THE PROBLEM: State how many lines contain the string "验收报告齐全", and write nothing else.

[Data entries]
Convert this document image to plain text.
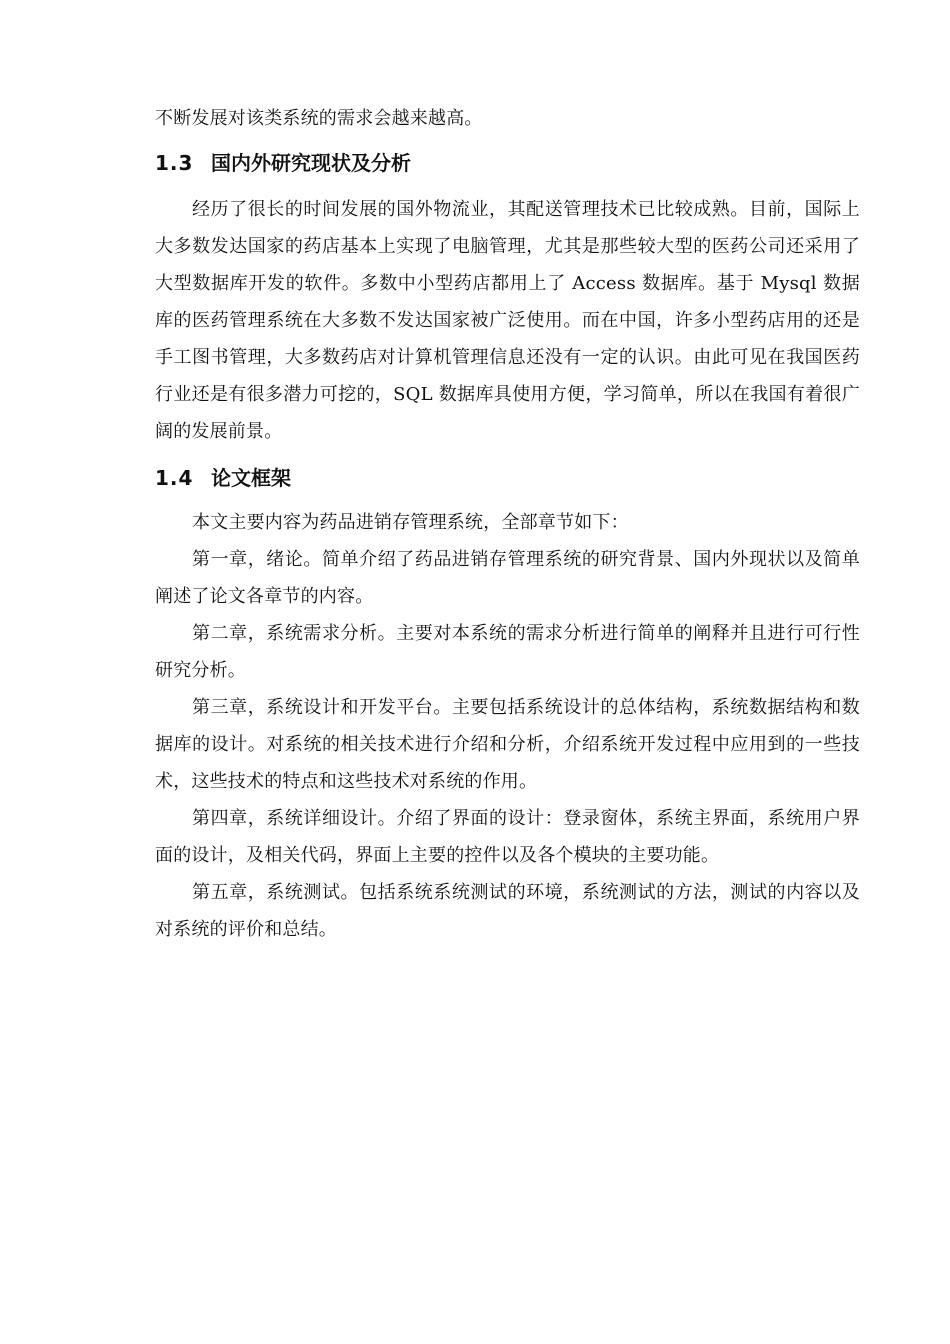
不断发展对该类系统的需求会越来越高。

1.3 国内外研究现状及分析

经历了很长的时间发展的国外物流业，其配送管理技术已比较成熟。目前，国际上大多数发达国家的药店基本上实现了电脑管理，尤其是那些较大型的医药公司还采用了大型数据库开发的软件。多数中小型药店都用上了 Access 数据库。基于 Mysql 数据库的医药管理系统在大多数不发达国家被广泛使用。而在中国，许多小型药店用的还是手工图书管理，大多数药店对计算机管理信息还没有一定的认识。由此可见在我国医药行业还是有很多潜力可挖的，SQL 数据库具使用方便，学习简单，所以在我国有着很广阔的发展前景。

1.4 论文框架

本文主要内容为药品进销存管理系统，全部章节如下：

第一章，绪论。简单介绍了药品进销存管理系统的研究背景、国内外现状以及简单阐述了论文各章节的内容。

第二章，系统需求分析。主要对本系统的需求分析进行简单的阐释并且进行可行性研究分析。

第三章，系统设计和开发平台。主要包括系统设计的总体结构，系统数据结构和数据库的设计。对系统的相关技术进行介绍和分析，介绍系统开发过程中应用到的一些技术，这些技术的特点和这些技术对系统的作用。

第四章，系统详细设计。介绍了界面的设计：登录窗体，系统主界面，系统用户界面的设计，及相关代码，界面上主要的控件以及各个模块的主要功能。

第五章，系统测试。包括系统系统测试的环境，系统测试的方法，测试的内容以及对系统的评价和总结。
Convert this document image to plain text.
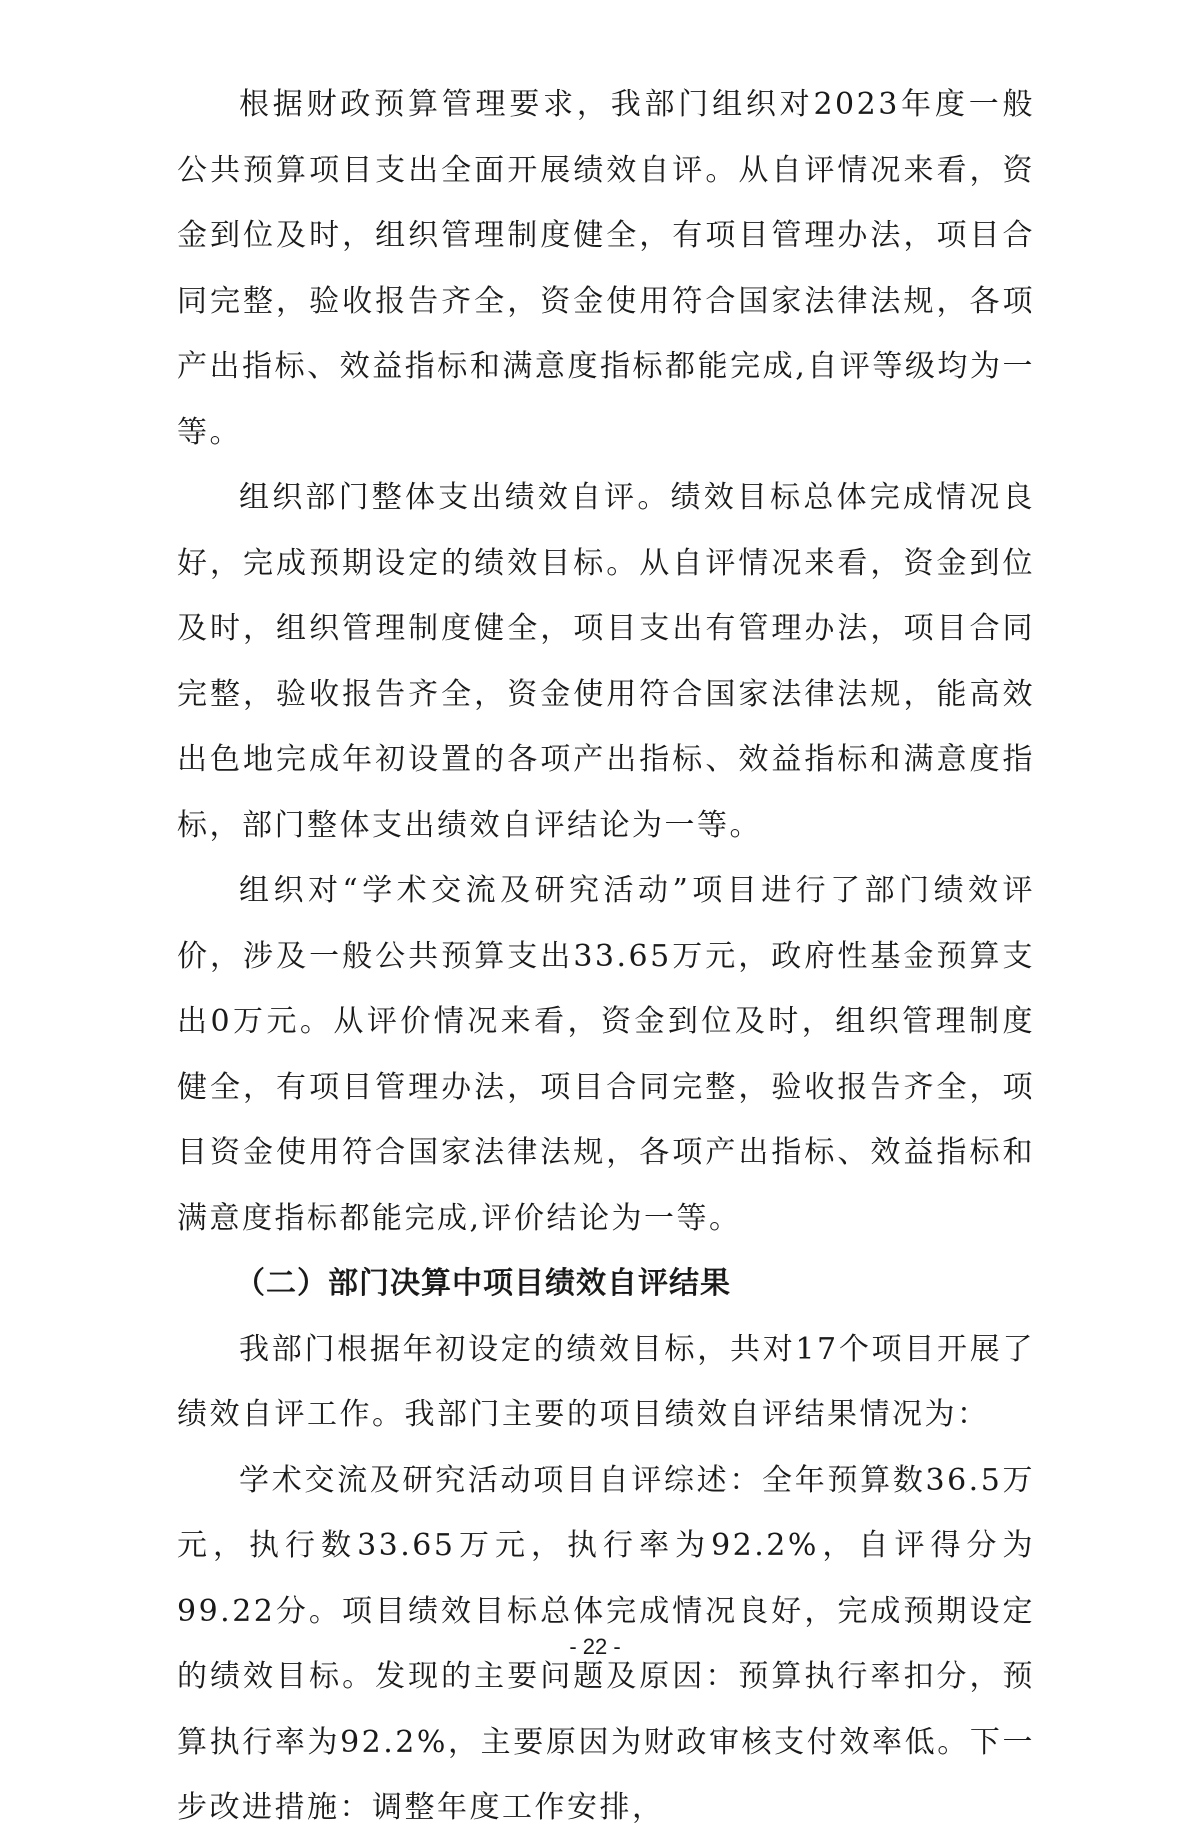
根据财政预算管理要求，我部门组织对2023年度一般公共预算项目支出全面开展绩效自评。从自评情况来看，资金到位及时，组织管理制度健全，有项目管理办法，项目合同完整，验收报告齐全，资金使用符合国家法律法规，各项产出指标、效益指标和满意度指标都能完成,自评等级均为一等。

组织部门整体支出绩效自评。绩效目标总体完成情况良好，完成预期设定的绩效目标。从自评情况来看，资金到位及时，组织管理制度健全，项目支出有管理办法，项目合同完整，验收报告齐全，资金使用符合国家法律法规，能高效出色地完成年初设置的各项产出指标、效益指标和满意度指标，部门整体支出绩效自评结论为一等。

组织对“学术交流及研究活动”项目进行了部门绩效评价，涉及一般公共预算支出33.65万元，政府性基金预算支出0万元。从评价情况来看，资金到位及时，组织管理制度健全，有项目管理办法，项目合同完整，验收报告齐全，项目资金使用符合国家法律法规，各项产出指标、效益指标和满意度指标都能完成,评价结论为一等。

（二）部门决算中项目绩效自评结果

我部门根据年初设定的绩效目标，共对17个项目开展了绩效自评工作。我部门主要的项目绩效自评结果情况为：

学术交流及研究活动项目自评综述：全年预算数36.5万元，执行数33.65万元，执行率为92.2%，自评得分为99.22分。项目绩效目标总体完成情况良好，完成预期设定的绩效目标。发现的主要问题及原因：预算执行率扣分，预算执行率为92.2%，主要原因为财政审核支付效率低。下一步改进措施：调整年度工作安排，

- 22 -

EXERCISE RESULT: 3